**What you need to do:** Look through the listing for the word "JSON". Copy each line that has it.

**Dataset rows:**
— begin —
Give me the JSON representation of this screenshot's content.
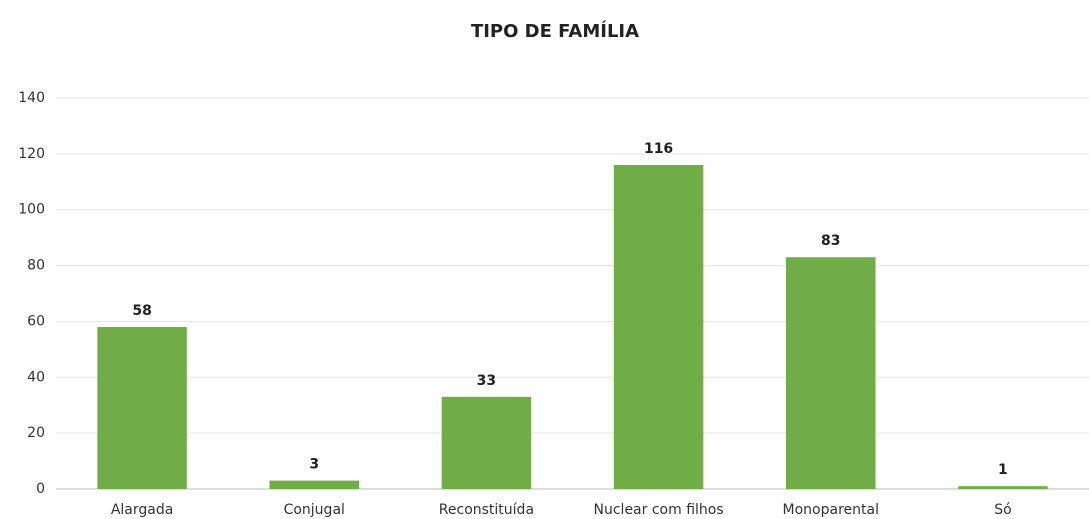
{
  "chart_data": {
    "type": "bar",
    "title": "TIPO DE FAMÍLIA",
    "categories": [
      "Alargada",
      "Conjugal",
      "Reconstituída",
      "Nuclear com filhos",
      "Monoparental",
      "Só"
    ],
    "values": [
      58,
      3,
      33,
      116,
      83,
      1
    ],
    "color": "#70ad47",
    "ylim": [
      0,
      140
    ],
    "yticks": [
      0,
      20,
      40,
      60,
      80,
      100,
      120,
      140
    ],
    "grid": true,
    "data_labels": true
  }
}
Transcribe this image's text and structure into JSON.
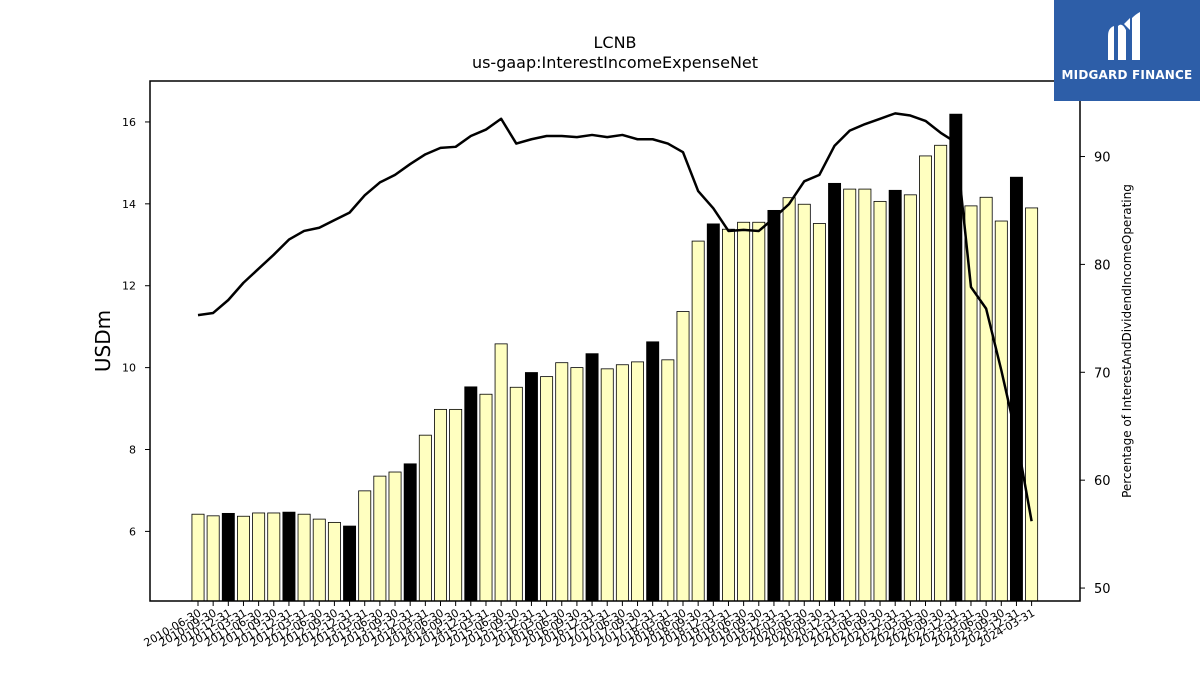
{
  "chart_data": {
    "type": "bar",
    "title": "LCNB",
    "subtitle": "us-gaap:InterestIncomeExpenseNet",
    "ylabel": "USDm",
    "y2label": "Percentage of InterestAndDividendIncomeOperating",
    "ylim": [
      4.3,
      17.0
    ],
    "y2lim": [
      48.8,
      97.0
    ],
    "yticks": [
      6,
      8,
      10,
      12,
      14,
      16
    ],
    "y2ticks": [
      50,
      60,
      70,
      80,
      90
    ],
    "categories": [
      "2010-06-30",
      "2010-09-30",
      "2010-12-31",
      "2011-03-31",
      "2011-06-30",
      "2011-09-30",
      "2011-12-31",
      "2012-03-31",
      "2012-06-30",
      "2012-09-30",
      "2012-12-31",
      "2013-03-31",
      "2013-06-30",
      "2013-09-30",
      "2013-12-31",
      "2014-03-31",
      "2014-06-30",
      "2014-09-30",
      "2014-12-31",
      "2015-03-31",
      "2015-06-30",
      "2015-09-30",
      "2015-12-31",
      "2016-03-31",
      "2016-06-30",
      "2016-09-30",
      "2016-12-31",
      "2017-03-31",
      "2017-06-30",
      "2017-09-30",
      "2017-12-31",
      "2018-03-31",
      "2018-06-30",
      "2018-09-30",
      "2018-12-31",
      "2019-03-31",
      "2019-06-30",
      "2019-09-30",
      "2019-12-31",
      "2020-03-31",
      "2020-06-30",
      "2020-09-30",
      "2020-12-31",
      "2021-03-31",
      "2021-06-30",
      "2021-09-30",
      "2021-12-31",
      "2022-03-31",
      "2022-06-30",
      "2022-09-30",
      "2022-12-31",
      "2023-03-31",
      "2023-06-30",
      "2023-09-30",
      "2023-12-31",
      "2024-03-31"
    ],
    "series": [
      {
        "kind": "bar",
        "axis": "left",
        "values": [
          6.42,
          6.38,
          6.44,
          6.37,
          6.45,
          6.45,
          6.47,
          6.42,
          6.3,
          6.22,
          6.13,
          6.99,
          7.35,
          7.45,
          7.65,
          8.35,
          8.98,
          8.98,
          9.53,
          9.35,
          10.58,
          9.52,
          9.88,
          9.78,
          10.12,
          10.0,
          10.34,
          9.97,
          10.07,
          10.14,
          10.63,
          10.19,
          11.37,
          13.09,
          13.51,
          13.38,
          13.55,
          13.55,
          13.84,
          14.15,
          13.99,
          13.52,
          14.5,
          14.36,
          14.36,
          14.06,
          14.33,
          14.22,
          15.17,
          15.43,
          16.19,
          13.95,
          14.16,
          13.58,
          14.65,
          13.9
        ],
        "highlight": [
          false,
          false,
          true,
          false,
          false,
          false,
          true,
          false,
          false,
          false,
          true,
          false,
          false,
          false,
          true,
          false,
          false,
          false,
          true,
          false,
          false,
          false,
          true,
          false,
          false,
          false,
          true,
          false,
          false,
          false,
          true,
          false,
          false,
          false,
          true,
          false,
          false,
          false,
          true,
          false,
          false,
          false,
          true,
          false,
          false,
          false,
          true,
          false,
          false,
          false,
          true,
          false,
          false,
          false,
          true,
          false
        ],
        "color": "#ffffc0",
        "highlight_color": "#000000"
      },
      {
        "kind": "line",
        "axis": "right",
        "values": [
          75.3,
          75.5,
          76.7,
          78.3,
          79.6,
          80.9,
          82.3,
          83.1,
          83.4,
          84.1,
          84.8,
          86.4,
          87.6,
          88.3,
          89.3,
          90.2,
          90.8,
          90.9,
          91.9,
          92.5,
          93.5,
          91.2,
          91.6,
          91.9,
          91.9,
          91.8,
          92.0,
          91.8,
          92.0,
          91.6,
          91.6,
          91.2,
          90.4,
          86.8,
          85.2,
          83.1,
          83.2,
          83.1,
          84.3,
          85.6,
          87.7,
          88.3,
          91.0,
          92.4,
          93.0,
          93.5,
          94.0,
          93.8,
          93.3,
          92.2,
          91.3,
          77.9,
          75.9,
          70.2,
          64.0,
          56.2
        ],
        "color": "#000000"
      }
    ],
    "grid": false,
    "legend": "none"
  },
  "logo": {
    "text": "MIDGARD FINANCE",
    "color": "#2d5ea8"
  }
}
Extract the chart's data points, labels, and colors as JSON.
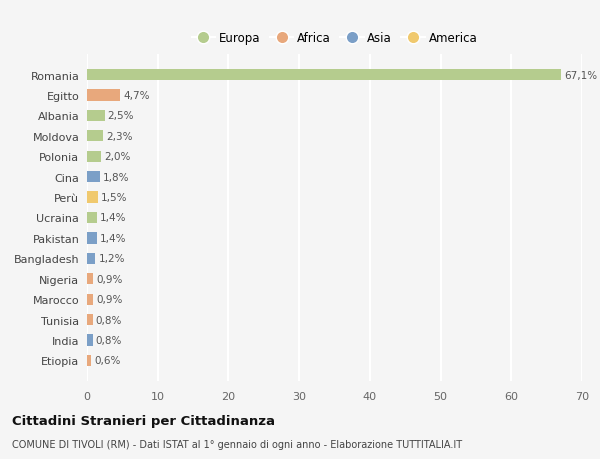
{
  "countries": [
    "Romania",
    "Egitto",
    "Albania",
    "Moldova",
    "Polonia",
    "Cina",
    "Perù",
    "Ucraina",
    "Pakistan",
    "Bangladesh",
    "Nigeria",
    "Marocco",
    "Tunisia",
    "India",
    "Etiopia"
  ],
  "values": [
    67.1,
    4.7,
    2.5,
    2.3,
    2.0,
    1.8,
    1.5,
    1.4,
    1.4,
    1.2,
    0.9,
    0.9,
    0.8,
    0.8,
    0.6
  ],
  "labels": [
    "67,1%",
    "4,7%",
    "2,5%",
    "2,3%",
    "2,0%",
    "1,8%",
    "1,5%",
    "1,4%",
    "1,4%",
    "1,2%",
    "0,9%",
    "0,9%",
    "0,8%",
    "0,8%",
    "0,6%"
  ],
  "continents": [
    "Europa",
    "Africa",
    "Europa",
    "Europa",
    "Europa",
    "Asia",
    "America",
    "Europa",
    "Asia",
    "Asia",
    "Africa",
    "Africa",
    "Africa",
    "Asia",
    "Africa"
  ],
  "continent_colors": {
    "Europa": "#b5cc8e",
    "Africa": "#e8a87c",
    "Asia": "#7b9fc7",
    "America": "#f0c96e"
  },
  "legend_order": [
    "Europa",
    "Africa",
    "Asia",
    "America"
  ],
  "title": "Cittadini Stranieri per Cittadinanza",
  "subtitle": "COMUNE DI TIVOLI (RM) - Dati ISTAT al 1° gennaio di ogni anno - Elaborazione TUTTITALIA.IT",
  "xlim": [
    0,
    70
  ],
  "xticks": [
    0,
    10,
    20,
    30,
    40,
    50,
    60,
    70
  ],
  "bg_color": "#f5f5f5",
  "grid_color": "#ffffff",
  "bar_height": 0.55
}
— end —
**Worked answer:**
Give me the JSON representation of this screenshot's content.
Transcribe this image's text and structure into JSON.
Extract the chart's data points, labels, and colors as JSON.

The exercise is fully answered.